(Set exercise)
Strip the pictures and reproduce the rest of the listing exactly.

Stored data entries

☆ ☆ ☆ ☆

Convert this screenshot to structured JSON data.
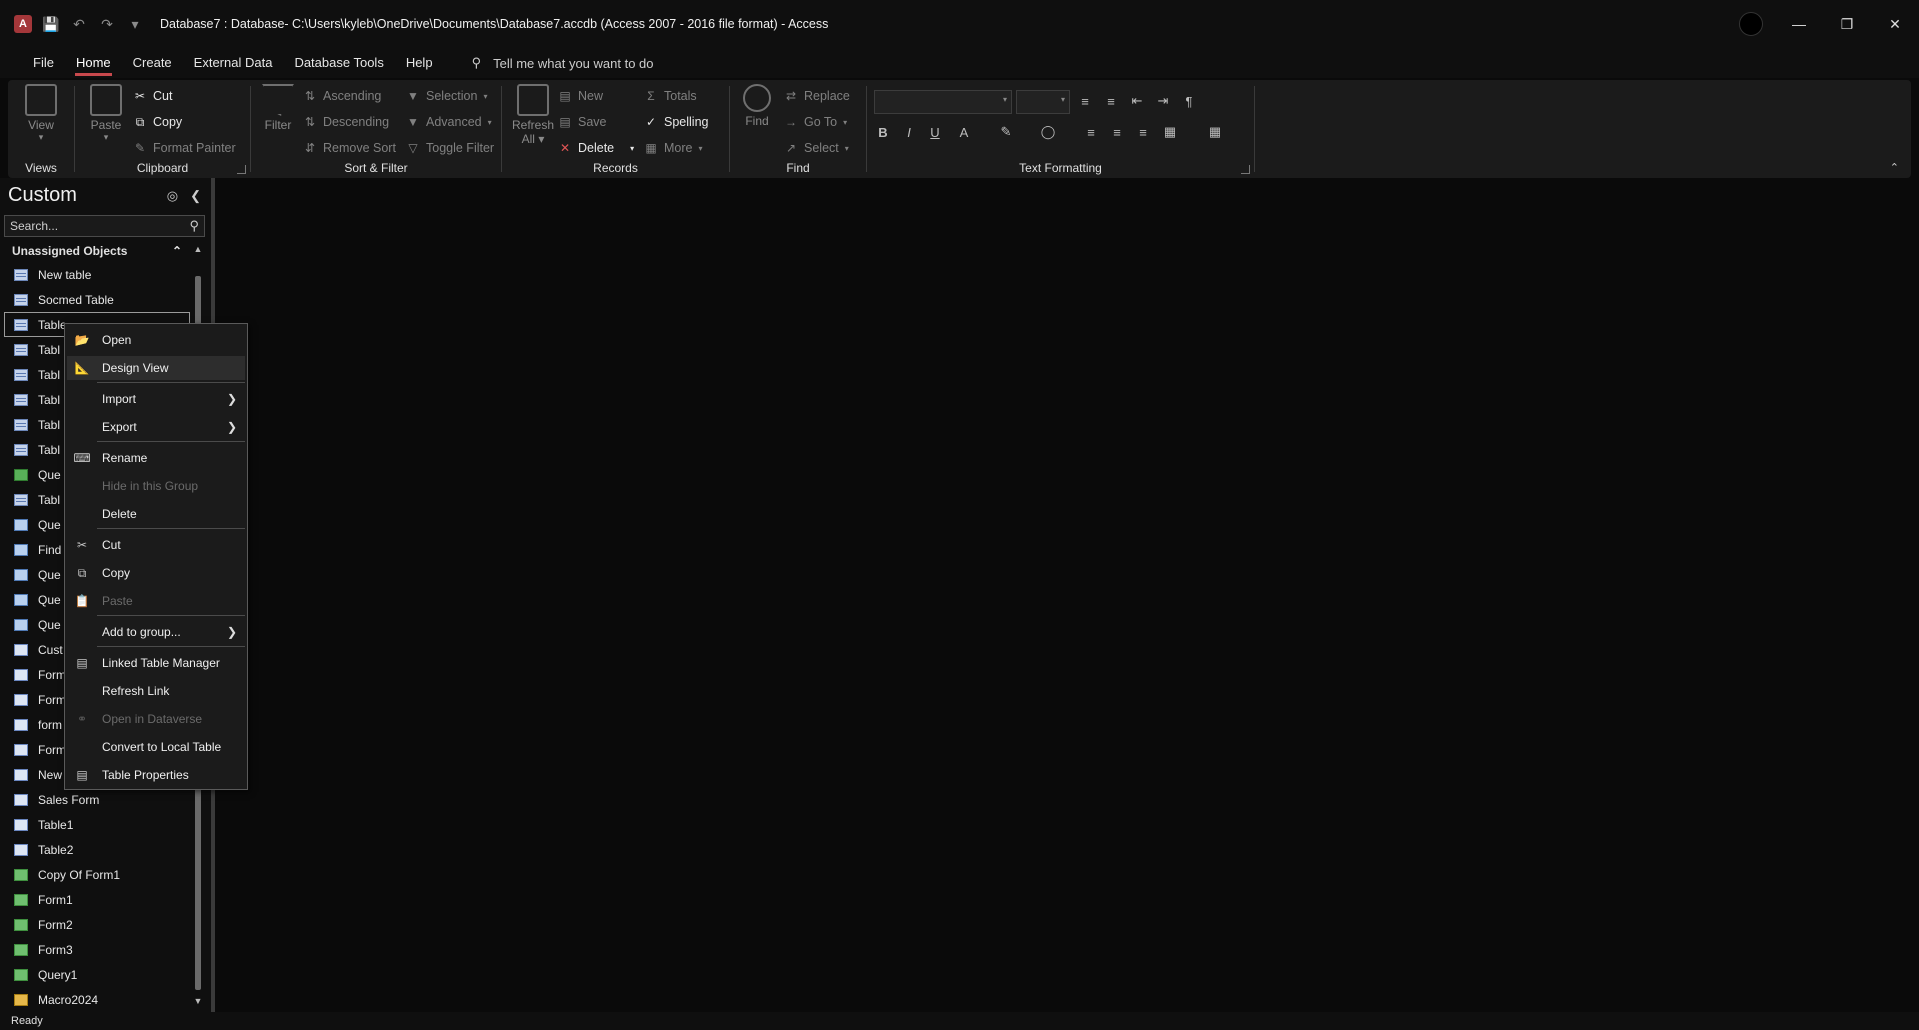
{
  "title_bar": {
    "title": "Database7 : Database- C:\\Users\\kyleb\\OneDrive\\Documents\\Database7.accdb (Access 2007 - 2016 file format)  -  Access"
  },
  "menu_tabs": [
    "File",
    "Home",
    "Create",
    "External Data",
    "Database Tools",
    "Help"
  ],
  "active_tab": "Home",
  "tell_me": {
    "placeholder": "Tell me what you want to do"
  },
  "ribbon": {
    "views": {
      "label": "Views",
      "view": "View"
    },
    "clipboard": {
      "label": "Clipboard",
      "paste": "Paste",
      "cut": "Cut",
      "copy": "Copy",
      "format_painter": "Format Painter"
    },
    "sort_filter": {
      "label": "Sort & Filter",
      "filter": "Filter",
      "ascending": "Ascending",
      "descending": "Descending",
      "remove_sort": "Remove Sort",
      "selection": "Selection",
      "advanced": "Advanced",
      "toggle_filter": "Toggle Filter"
    },
    "records": {
      "label": "Records",
      "refresh_all_1": "Refresh",
      "refresh_all_2": "All",
      "new": "New",
      "save": "Save",
      "delete": "Delete",
      "totals": "Totals",
      "spelling": "Spelling",
      "more": "More"
    },
    "find": {
      "label": "Find",
      "find": "Find",
      "replace": "Replace",
      "go_to": "Go To",
      "select": "Select"
    },
    "text_formatting": {
      "label": "Text Formatting",
      "bold": "B",
      "italic": "I",
      "underline": "U"
    }
  },
  "nav_pane": {
    "title": "Custom",
    "search_placeholder": "Search...",
    "group_header": "Unassigned Objects",
    "items": [
      {
        "label": "New table",
        "type": "table"
      },
      {
        "label": "Socmed Table",
        "type": "table"
      },
      {
        "label": "Table",
        "type": "table"
      },
      {
        "label": "Tabl",
        "type": "table"
      },
      {
        "label": "Tabl",
        "type": "table"
      },
      {
        "label": "Tabl",
        "type": "table"
      },
      {
        "label": "Tabl",
        "type": "table"
      },
      {
        "label": "Tabl",
        "type": "table"
      },
      {
        "label": "Que",
        "type": "append"
      },
      {
        "label": "Tabl",
        "type": "table"
      },
      {
        "label": "Que",
        "type": "query"
      },
      {
        "label": "Find",
        "type": "query"
      },
      {
        "label": "Que",
        "type": "query"
      },
      {
        "label": "Que",
        "type": "query"
      },
      {
        "label": "Que",
        "type": "query"
      },
      {
        "label": "Cust",
        "type": "form"
      },
      {
        "label": "Form",
        "type": "form"
      },
      {
        "label": "Form",
        "type": "form"
      },
      {
        "label": "form",
        "type": "form"
      },
      {
        "label": "Form",
        "type": "form"
      },
      {
        "label": "New",
        "type": "form"
      },
      {
        "label": "Sales Form",
        "type": "form"
      },
      {
        "label": "Table1",
        "type": "form"
      },
      {
        "label": "Table2",
        "type": "form"
      },
      {
        "label": "Copy Of Form1",
        "type": "report"
      },
      {
        "label": "Form1",
        "type": "report"
      },
      {
        "label": "Form2",
        "type": "report"
      },
      {
        "label": "Form3",
        "type": "report"
      },
      {
        "label": "Query1",
        "type": "report"
      },
      {
        "label": "Macro2024",
        "type": "macro"
      }
    ]
  },
  "context_menu": {
    "open": "Open",
    "design_view": "Design View",
    "import": "Import",
    "export": "Export",
    "rename": "Rename",
    "hide_in_group": "Hide in this Group",
    "delete": "Delete",
    "cut": "Cut",
    "copy": "Copy",
    "paste": "Paste",
    "add_to_group": "Add to group...",
    "linked_table_manager": "Linked Table Manager",
    "refresh_link": "Refresh Link",
    "open_in_dataverse": "Open in Dataverse",
    "convert_to_local": "Convert to Local Table",
    "table_properties": "Table Properties"
  },
  "status_bar": {
    "text": "Ready"
  },
  "colors": {
    "accent": "#c8494d",
    "background": "#0a0a0a",
    "ribbon": "#1b1b1b"
  }
}
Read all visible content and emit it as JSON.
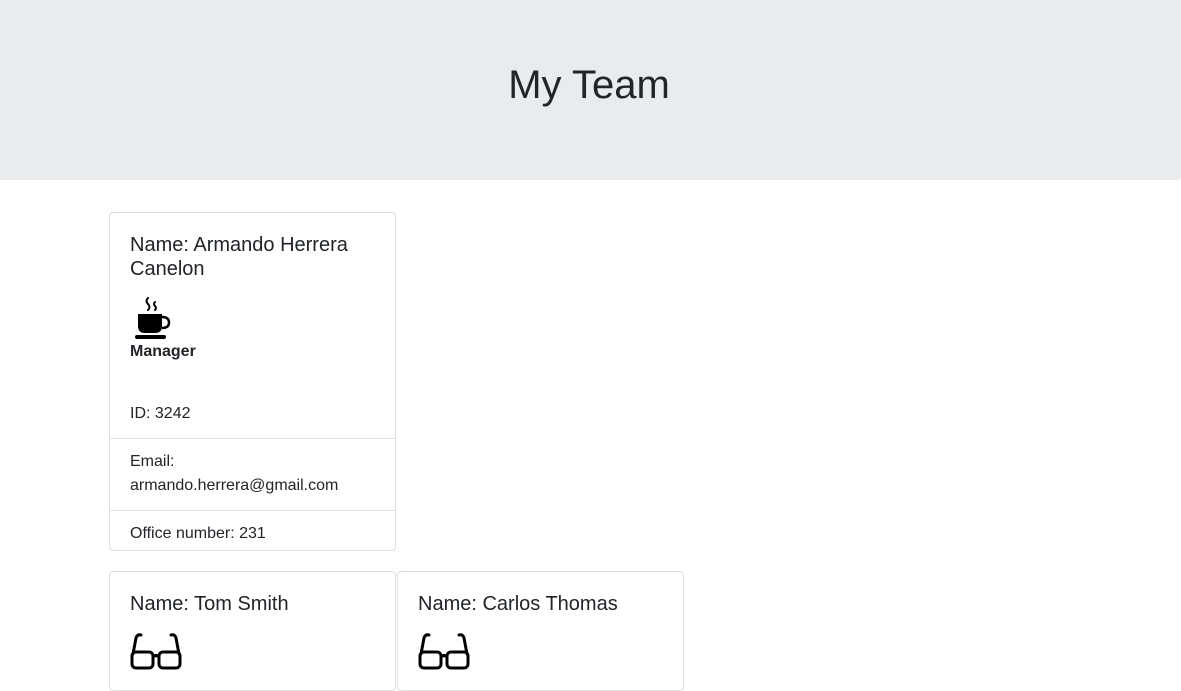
{
  "header": {
    "title": "My Team"
  },
  "team": [
    {
      "name": "Name: Armando Herrera Canelon",
      "role": "Manager",
      "icon": "coffee-cup-icon",
      "id": "ID: 3242",
      "email": "Email: armando.herrera@gmail.com",
      "extra": "Office number: 231"
    },
    {
      "name": "Name: Tom Smith",
      "icon": "glasses-icon"
    },
    {
      "name": "Name: Carlos Thomas",
      "icon": "glasses-icon"
    }
  ],
  "colors": {
    "header_bg": "#e9ecef",
    "text": "#212529",
    "card_border": "#dfdfdf"
  }
}
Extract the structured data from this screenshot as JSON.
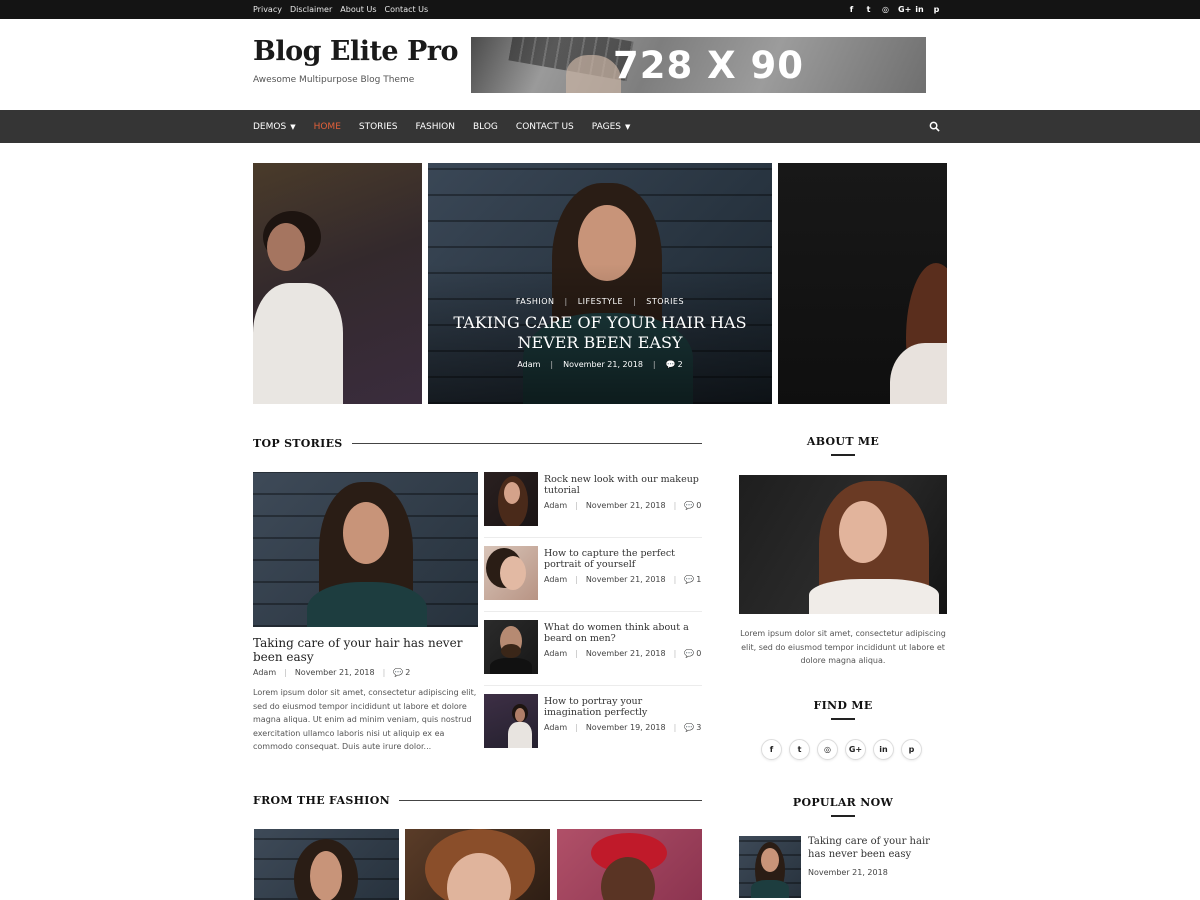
{
  "topbar": {
    "links": [
      "Privacy",
      "Disclaimer",
      "About Us",
      "Contact Us"
    ],
    "social_icons": [
      "facebook-icon",
      "twitter-icon",
      "instagram-icon",
      "google-plus-icon",
      "linkedin-icon",
      "pinterest-icon"
    ],
    "social_glyphs": [
      "f",
      "t",
      "◎",
      "G+",
      "in",
      "p"
    ]
  },
  "header": {
    "site_title": "Blog Elite Pro",
    "tagline": "Awesome Multipurpose Blog Theme",
    "banner_text": "728 X 90"
  },
  "nav": {
    "items": [
      {
        "label": "DEMOS",
        "dropdown": true
      },
      {
        "label": "HOME",
        "active": true
      },
      {
        "label": "STORIES"
      },
      {
        "label": "FASHION"
      },
      {
        "label": "BLOG"
      },
      {
        "label": "CONTACT US"
      },
      {
        "label": "PAGES",
        "dropdown": true
      }
    ],
    "search_icon": "search-icon",
    "accent_color": "#e1603a"
  },
  "slider": {
    "categories": [
      "FASHION",
      "LIFESTYLE",
      "STORIES"
    ],
    "title": "TAKING CARE OF YOUR HAIR HAS NEVER BEEN EASY",
    "author": "Adam",
    "date": "November 21, 2018",
    "comments": "2"
  },
  "top_stories": {
    "heading": "TOP STORIES",
    "featured": {
      "title": "Taking care of your hair has never been easy",
      "author": "Adam",
      "date": "November 21, 2018",
      "comments": "2",
      "excerpt": "Lorem ipsum dolor sit amet, consectetur adipiscing elit, sed do eiusmod tempor incididunt ut labore et dolore magna aliqua. Ut enim ad minim veniam, quis nostrud exercitation ullamco laboris nisi ut aliquip ex ea commodo consequat. Duis aute irure dolor..."
    },
    "items": [
      {
        "title": "Rock new look with our makeup tutorial",
        "author": "Adam",
        "date": "November 21, 2018",
        "comments": "0"
      },
      {
        "title": "How to capture the perfect portrait of yourself",
        "author": "Adam",
        "date": "November 21, 2018",
        "comments": "1"
      },
      {
        "title": "What do women think about a beard on men?",
        "author": "Adam",
        "date": "November 21, 2018",
        "comments": "0"
      },
      {
        "title": "How to portray your imagination perfectly",
        "author": "Adam",
        "date": "November 19, 2018",
        "comments": "3"
      }
    ]
  },
  "fashion": {
    "heading": "FROM THE FASHION"
  },
  "sidebar": {
    "about": {
      "heading": "ABOUT ME",
      "text": "Lorem ipsum dolor sit amet, consectetur adipiscing elit, sed do eiusmod tempor incididunt ut labore et dolore magna aliqua."
    },
    "find_me": {
      "heading": "FIND ME",
      "icons": [
        "facebook-icon",
        "twitter-icon",
        "instagram-icon",
        "google-plus-icon",
        "linkedin-icon",
        "pinterest-icon"
      ],
      "glyphs": [
        "f",
        "t",
        "◎",
        "G+",
        "in",
        "p"
      ]
    },
    "popular": {
      "heading": "POPULAR NOW",
      "title": "Taking care of your hair has never been easy",
      "date": "November 21, 2018"
    }
  }
}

☆ ☆ ☆ ☆

(Complete response)
Convert this screenshot to structured JSON data.
{
  "title_bar": {
    "title": "Database7 : Database- C:\\Users\\kyleb\\OneDrive\\Documents\\Database7.accdb (Access 2007 - 2016 file format)  -  Access"
  },
  "menu_tabs": [
    "File",
    "Home",
    "Create",
    "External Data",
    "Database Tools",
    "Help"
  ],
  "active_tab": "Home",
  "tell_me": {
    "placeholder": "Tell me what you want to do"
  },
  "ribbon": {
    "views": {
      "label": "Views",
      "view": "View"
    },
    "clipboard": {
      "label": "Clipboard",
      "paste": "Paste",
      "cut": "Cut",
      "copy": "Copy",
      "format_painter": "Format Painter"
    },
    "sort_filter": {
      "label": "Sort & Filter",
      "filter": "Filter",
      "ascending": "Ascending",
      "descending": "Descending",
      "remove_sort": "Remove Sort",
      "selection": "Selection",
      "advanced": "Advanced",
      "toggle_filter": "Toggle Filter"
    },
    "records": {
      "label": "Records",
      "refresh_all_1": "Refresh",
      "refresh_all_2": "All",
      "new": "New",
      "save": "Save",
      "delete": "Delete",
      "totals": "Totals",
      "spelling": "Spelling",
      "more": "More"
    },
    "find": {
      "label": "Find",
      "find": "Find",
      "replace": "Replace",
      "go_to": "Go To",
      "select": "Select"
    },
    "text_formatting": {
      "label": "Text Formatting",
      "bold": "B",
      "italic": "I",
      "underline": "U"
    }
  },
  "nav_pane": {
    "title": "Custom",
    "search_placeholder": "Search...",
    "group_header": "Unassigned Objects",
    "items": [
      {
        "label": "New table",
        "type": "table"
      },
      {
        "label": "Socmed Table",
        "type": "table"
      },
      {
        "label": "Table",
        "type": "table"
      },
      {
        "label": "Tabl",
        "type": "table"
      },
      {
        "label": "Tabl",
        "type": "table"
      },
      {
        "label": "Tabl",
        "type": "table"
      },
      {
        "label": "Tabl",
        "type": "table"
      },
      {
        "label": "Tabl",
        "type": "table"
      },
      {
        "label": "Que",
        "type": "append"
      },
      {
        "label": "Tabl",
        "type": "table"
      },
      {
        "label": "Que",
        "type": "query"
      },
      {
        "label": "Find",
        "type": "query"
      },
      {
        "label": "Que",
        "type": "query"
      },
      {
        "label": "Que",
        "type": "query"
      },
      {
        "label": "Que",
        "type": "query"
      },
      {
        "label": "Cust",
        "type": "form"
      },
      {
        "label": "Form",
        "type": "form"
      },
      {
        "label": "Form",
        "type": "form"
      },
      {
        "label": "form",
        "type": "form"
      },
      {
        "label": "Form",
        "type": "form"
      },
      {
        "label": "New",
        "type": "form"
      },
      {
        "label": "Sales Form",
        "type": "form"
      },
      {
        "label": "Table1",
        "type": "form"
      },
      {
        "label": "Table2",
        "type": "form"
      },
      {
        "label": "Copy Of Form1",
        "type": "report"
      },
      {
        "label": "Form1",
        "type": "report"
      },
      {
        "label": "Form2",
        "type": "report"
      },
      {
        "label": "Form3",
        "type": "report"
      },
      {
        "label": "Query1",
        "type": "report"
      },
      {
        "label": "Macro2024",
        "type": "macro"
      }
    ]
  },
  "context_menu": {
    "open": "Open",
    "design_view": "Design View",
    "import": "Import",
    "export": "Export",
    "rename": "Rename",
    "hide_in_group": "Hide in this Group",
    "delete": "Delete",
    "cut": "Cut",
    "copy": "Copy",
    "paste": "Paste",
    "add_to_group": "Add to group...",
    "linked_table_manager": "Linked Table Manager",
    "refresh_link": "Refresh Link",
    "open_in_dataverse": "Open in Dataverse",
    "convert_to_local": "Convert to Local Table",
    "table_properties": "Table Properties"
  },
  "status_bar": {
    "text": "Ready"
  },
  "colors": {
    "accent": "#c8494d",
    "background": "#0a0a0a",
    "ribbon": "#1b1b1b"
  }
}
Read all visible content and emit it as JSON.
{
  "header": {
    "title": "My Team"
  },
  "team": [
    {
      "name": "Name: Armando Herrera Canelon",
      "role": "Manager",
      "icon": "coffee-cup-icon",
      "id": "ID: 3242",
      "email": "Email: armando.herrera@gmail.com",
      "extra": "Office number: 231"
    },
    {
      "name": "Name: Tom Smith",
      "icon": "glasses-icon"
    },
    {
      "name": "Name: Carlos Thomas",
      "icon": "glasses-icon"
    }
  ],
  "colors": {
    "header_bg": "#e9ecef",
    "text": "#212529",
    "card_border": "#dfdfdf"
  }
}
Extract the structured data from this screenshot as JSON.
{
  "topbar": {
    "links": [
      "Privacy",
      "Disclaimer",
      "About Us",
      "Contact Us"
    ],
    "social_icons": [
      "facebook-icon",
      "twitter-icon",
      "instagram-icon",
      "google-plus-icon",
      "linkedin-icon",
      "pinterest-icon"
    ],
    "social_glyphs": [
      "f",
      "t",
      "◎",
      "G+",
      "in",
      "p"
    ]
  },
  "header": {
    "site_title": "Blog Elite Pro",
    "tagline": "Awesome Multipurpose Blog Theme",
    "banner_text": "728 X 90"
  },
  "nav": {
    "items": [
      {
        "label": "DEMOS",
        "dropdown": true
      },
      {
        "label": "HOME",
        "active": true
      },
      {
        "label": "STORIES"
      },
      {
        "label": "FASHION"
      },
      {
        "label": "BLOG"
      },
      {
        "label": "CONTACT US"
      },
      {
        "label": "PAGES",
        "dropdown": true
      }
    ],
    "search_icon": "search-icon",
    "accent_color": "#e1603a"
  },
  "slider": {
    "categories": [
      "FASHION",
      "LIFESTYLE",
      "STORIES"
    ],
    "title": "TAKING CARE OF YOUR HAIR HAS NEVER BEEN EASY",
    "author": "Adam",
    "date": "November 21, 2018",
    "comments": "2"
  },
  "top_stories": {
    "heading": "TOP STORIES",
    "featured": {
      "title": "Taking care of your hair has never been easy",
      "author": "Adam",
      "date": "November 21, 2018",
      "comments": "2",
      "excerpt": "Lorem ipsum dolor sit amet, consectetur adipiscing elit, sed do eiusmod tempor incididunt ut labore et dolore magna aliqua. Ut enim ad minim veniam, quis nostrud exercitation ullamco laboris nisi ut aliquip ex ea commodo consequat. Duis aute irure dolor..."
    },
    "items": [
      {
        "title": "Rock new look with our makeup tutorial",
        "author": "Adam",
        "date": "November 21, 2018",
        "comments": "0"
      },
      {
        "title": "How to capture the perfect portrait of yourself",
        "author": "Adam",
        "date": "November 21, 2018",
        "comments": "1"
      },
      {
        "title": "What do women think about a beard on men?",
        "author": "Adam",
        "date": "November 21, 2018",
        "comments": "0"
      },
      {
        "title": "How to portray your imagination perfectly",
        "author": "Adam",
        "date": "November 19, 2018",
        "comments": "3"
      }
    ]
  },
  "fashion": {
    "heading": "FROM THE FASHION"
  },
  "sidebar": {
    "about": {
      "heading": "ABOUT ME",
      "text": "Lorem ipsum dolor sit amet, consectetur adipiscing elit, sed do eiusmod tempor incididunt ut labore et dolore magna aliqua."
    },
    "find_me": {
      "heading": "FIND ME",
      "icons": [
        "facebook-icon",
        "twitter-icon",
        "instagram-icon",
        "google-plus-icon",
        "linkedin-icon",
        "pinterest-icon"
      ],
      "glyphs": [
        "f",
        "t",
        "◎",
        "G+",
        "in",
        "p"
      ]
    },
    "popular": {
      "heading": "POPULAR NOW",
      "title": "Taking care of your hair has never been easy",
      "date": "November 21, 2018"
    }
  }
}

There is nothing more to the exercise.